TASK
Starting with the line that has "What data populates" in it, repeat every line through the last one, word for word, and give nothing more.

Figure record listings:
******************************
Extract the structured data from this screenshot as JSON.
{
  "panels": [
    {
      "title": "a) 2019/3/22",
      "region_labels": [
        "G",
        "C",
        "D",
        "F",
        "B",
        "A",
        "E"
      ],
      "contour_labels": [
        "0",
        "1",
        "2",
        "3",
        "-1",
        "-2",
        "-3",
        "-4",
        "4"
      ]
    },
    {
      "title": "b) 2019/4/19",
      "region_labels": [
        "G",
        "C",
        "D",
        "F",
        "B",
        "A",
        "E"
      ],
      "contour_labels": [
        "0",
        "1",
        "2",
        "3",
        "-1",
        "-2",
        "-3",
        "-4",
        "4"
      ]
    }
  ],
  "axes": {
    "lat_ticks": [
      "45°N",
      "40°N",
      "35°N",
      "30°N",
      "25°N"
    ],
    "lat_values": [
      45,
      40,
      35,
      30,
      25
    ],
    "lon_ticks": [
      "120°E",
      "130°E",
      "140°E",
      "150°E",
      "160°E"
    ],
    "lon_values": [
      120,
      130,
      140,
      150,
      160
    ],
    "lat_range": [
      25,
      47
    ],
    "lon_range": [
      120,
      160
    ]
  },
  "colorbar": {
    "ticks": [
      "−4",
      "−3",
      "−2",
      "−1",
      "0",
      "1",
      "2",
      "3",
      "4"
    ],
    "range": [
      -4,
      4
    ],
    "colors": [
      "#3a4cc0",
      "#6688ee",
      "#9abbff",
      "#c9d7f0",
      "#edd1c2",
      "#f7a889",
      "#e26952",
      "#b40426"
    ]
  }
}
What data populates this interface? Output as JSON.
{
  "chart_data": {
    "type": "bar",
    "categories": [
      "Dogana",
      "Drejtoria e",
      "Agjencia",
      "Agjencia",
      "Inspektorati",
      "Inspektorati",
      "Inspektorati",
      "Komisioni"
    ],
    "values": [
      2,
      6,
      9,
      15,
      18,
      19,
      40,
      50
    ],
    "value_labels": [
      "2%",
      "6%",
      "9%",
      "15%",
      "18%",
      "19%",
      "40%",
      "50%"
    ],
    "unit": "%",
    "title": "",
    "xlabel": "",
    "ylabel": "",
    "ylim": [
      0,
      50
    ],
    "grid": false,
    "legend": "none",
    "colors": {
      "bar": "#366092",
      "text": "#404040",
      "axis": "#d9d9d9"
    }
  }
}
******************************
EXERCISE ANSWER
What data populates this interface? Output as JSON.
{
  "chart_data": {
    "type": "bar",
    "categories": [
      "Dogana",
      "Drejtoria e",
      "Agjencia",
      "Agjencia",
      "Inspektorati",
      "Inspektorati",
      "Inspektorati",
      "Komisioni"
    ],
    "values": [
      2,
      6,
      9,
      15,
      18,
      19,
      40,
      50
    ],
    "value_labels": [
      "2%",
      "6%",
      "9%",
      "15%",
      "18%",
      "19%",
      "40%",
      "50%"
    ],
    "unit": "%",
    "title": "",
    "xlabel": "",
    "ylabel": "",
    "ylim": [
      0,
      50
    ],
    "grid": false,
    "legend": "none",
    "colors": {
      "bar": "#366092",
      "text": "#404040",
      "axis": "#d9d9d9"
    }
  }
}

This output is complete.